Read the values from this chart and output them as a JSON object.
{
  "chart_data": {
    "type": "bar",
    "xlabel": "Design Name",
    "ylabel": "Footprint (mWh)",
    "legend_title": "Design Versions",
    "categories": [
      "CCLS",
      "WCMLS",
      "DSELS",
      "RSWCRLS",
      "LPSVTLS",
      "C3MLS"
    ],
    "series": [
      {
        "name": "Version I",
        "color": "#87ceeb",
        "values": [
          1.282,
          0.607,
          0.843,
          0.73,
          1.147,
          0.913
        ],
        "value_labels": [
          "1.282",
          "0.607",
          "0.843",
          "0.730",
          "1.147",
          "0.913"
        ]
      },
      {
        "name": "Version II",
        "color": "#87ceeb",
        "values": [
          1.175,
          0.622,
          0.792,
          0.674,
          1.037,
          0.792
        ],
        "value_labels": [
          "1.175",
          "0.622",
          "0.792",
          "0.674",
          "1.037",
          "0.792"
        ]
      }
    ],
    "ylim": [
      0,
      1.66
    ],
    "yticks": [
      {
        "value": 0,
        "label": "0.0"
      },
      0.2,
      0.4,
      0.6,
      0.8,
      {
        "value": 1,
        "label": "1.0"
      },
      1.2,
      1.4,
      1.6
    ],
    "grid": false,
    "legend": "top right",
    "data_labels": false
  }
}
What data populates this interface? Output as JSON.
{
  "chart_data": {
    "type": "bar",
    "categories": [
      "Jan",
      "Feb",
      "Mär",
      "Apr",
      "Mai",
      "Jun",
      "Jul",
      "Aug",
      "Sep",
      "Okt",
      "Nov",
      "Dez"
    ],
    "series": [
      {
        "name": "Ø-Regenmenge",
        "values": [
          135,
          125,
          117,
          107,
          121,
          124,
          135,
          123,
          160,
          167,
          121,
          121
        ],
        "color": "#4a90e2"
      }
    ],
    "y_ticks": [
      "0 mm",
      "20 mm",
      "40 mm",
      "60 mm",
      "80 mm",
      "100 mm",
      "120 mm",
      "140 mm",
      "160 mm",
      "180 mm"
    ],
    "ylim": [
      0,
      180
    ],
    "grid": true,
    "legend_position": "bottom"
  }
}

-*-*-

## Written instruction
Copy the material above verbatim.

## Task solution
Read the values from this chart and output them as a JSON object.
{
  "chart_data": {
    "type": "bar",
    "xlabel": "Design Name",
    "ylabel": "Footprint (mWh)",
    "legend_title": "Design Versions",
    "categories": [
      "CCLS",
      "WCMLS",
      "DSELS",
      "RSWCRLS",
      "LPSVTLS",
      "C3MLS"
    ],
    "series": [
      {
        "name": "Version I",
        "color": "#87ceeb",
        "values": [
          1.282,
          0.607,
          0.843,
          0.73,
          1.147,
          0.913
        ],
        "value_labels": [
          "1.282",
          "0.607",
          "0.843",
          "0.730",
          "1.147",
          "0.913"
        ]
      },
      {
        "name": "Version II",
        "color": "#87ceeb",
        "values": [
          1.175,
          0.622,
          0.792,
          0.674,
          1.037,
          0.792
        ],
        "value_labels": [
          "1.175",
          "0.622",
          "0.792",
          "0.674",
          "1.037",
          "0.792"
        ]
      }
    ],
    "ylim": [
      0,
      1.66
    ],
    "yticks": [
      {
        "value": 0,
        "label": "0.0"
      },
      0.2,
      0.4,
      0.6,
      0.8,
      {
        "value": 1,
        "label": "1.0"
      },
      1.2,
      1.4,
      1.6
    ],
    "grid": false,
    "legend": "top right",
    "data_labels": false
  }
}
What data populates this interface? Output as JSON.
{
  "chart_data": {
    "type": "bar",
    "categories": [
      "Jan",
      "Feb",
      "Mär",
      "Apr",
      "Mai",
      "Jun",
      "Jul",
      "Aug",
      "Sep",
      "Okt",
      "Nov",
      "Dez"
    ],
    "series": [
      {
        "name": "Ø-Regenmenge",
        "values": [
          135,
          125,
          117,
          107,
          121,
          124,
          135,
          123,
          160,
          167,
          121,
          121
        ],
        "color": "#4a90e2"
      }
    ],
    "y_ticks": [
      "0 mm",
      "20 mm",
      "40 mm",
      "60 mm",
      "80 mm",
      "100 mm",
      "120 mm",
      "140 mm",
      "160 mm",
      "180 mm"
    ],
    "ylim": [
      0,
      180
    ],
    "grid": true,
    "legend_position": "bottom"
  }
}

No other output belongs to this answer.